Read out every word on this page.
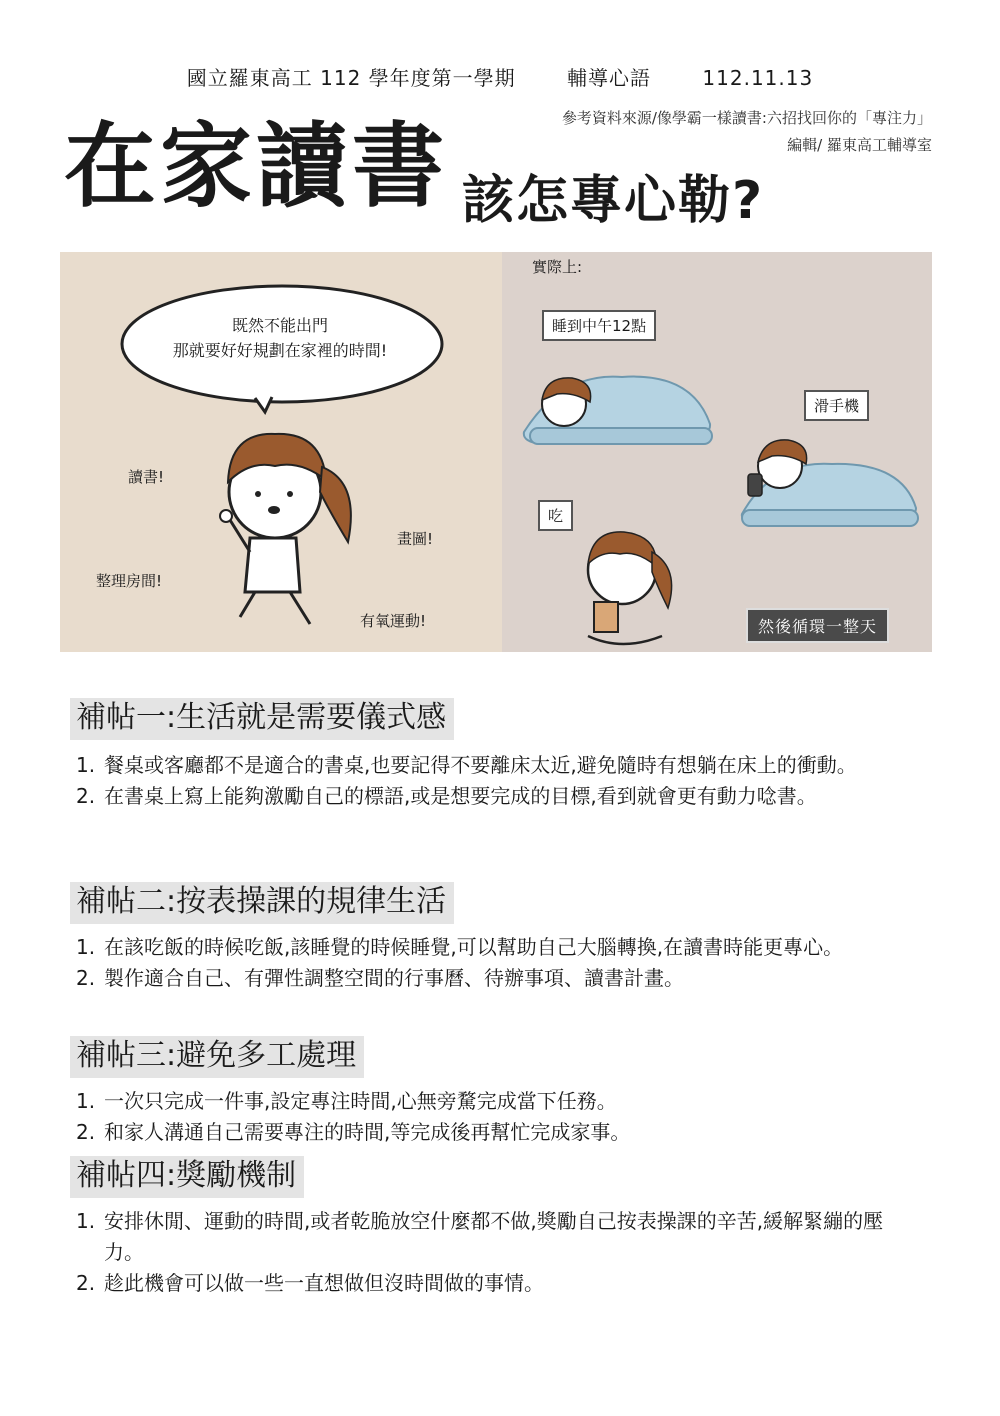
國立羅東高工 112 學年度第一學期	輔導心語	112.11.13
參考資料來源/像學霸一樣讀書:六招找回你的「專注力」
編輯/ 羅東高工輔導室
在家讀書 該怎專心勒?
既然不能出門
那就要好好規劃在家裡的時間!
讀書!
畫圖!
整理房間!
有氧運動!
實際上:
睡到中午12點
滑手機
吃
然後循環一整天
補帖一:生活就是需要儀式感
1. 餐桌或客廳都不是適合的書桌,也要記得不要離床太近,避免隨時有想躺在床上的衝動。
2. 在書桌上寫上能夠激勵自己的標語,或是想要完成的目標,看到就會更有動力唸書。
補帖二:按表操課的規律生活
1. 在該吃飯的時候吃飯,該睡覺的時候睡覺,可以幫助自己大腦轉換,在讀書時能更專心。
2. 製作適合自己、有彈性調整空間的行事曆、待辦事項、讀書計畫。
補帖三:避免多工處理
1. 一次只完成一件事,設定專注時間,心無旁騖完成當下任務。
2. 和家人溝通自己需要專注的時間,等完成後再幫忙完成家事。
補帖四:獎勵機制
1. 安排休閒、運動的時間,或者乾脆放空什麼都不做,獎勵自己按表操課的辛苦,緩解緊繃的壓力。
2. 趁此機會可以做一些一直想做但沒時間做的事情。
━━━━━━━━━━
→ Task
In your copy, repeat each record exactly and include no pictures.

→ Solved exercise
Read out every word on this page.
國立羅東高工 112 學年度第一學期	輔導心語	112.11.13
參考資料來源/像學霸一樣讀書:六招找回你的「專注力」
編輯/ 羅東高工輔導室
在家讀書 該怎專心勒?
既然不能出門
那就要好好規劃在家裡的時間!
讀書!
畫圖!
整理房間!
有氧運動!
實際上:
睡到中午12點
滑手機
吃
然後循環一整天
補帖一:生活就是需要儀式感
1. 餐桌或客廳都不是適合的書桌,也要記得不要離床太近,避免隨時有想躺在床上的衝動。
2. 在書桌上寫上能夠激勵自己的標語,或是想要完成的目標,看到就會更有動力唸書。
補帖二:按表操課的規律生活
1. 在該吃飯的時候吃飯,該睡覺的時候睡覺,可以幫助自己大腦轉換,在讀書時能更專心。
2. 製作適合自己、有彈性調整空間的行事曆、待辦事項、讀書計畫。
補帖三:避免多工處理
1. 一次只完成一件事,設定專注時間,心無旁騖完成當下任務。
2. 和家人溝通自己需要專注的時間,等完成後再幫忙完成家事。
補帖四:獎勵機制
1. 安排休閒、運動的時間,或者乾脆放空什麼都不做,獎勵自己按表操課的辛苦,緩解緊繃的壓力。
2. 趁此機會可以做一些一直想做但沒時間做的事情。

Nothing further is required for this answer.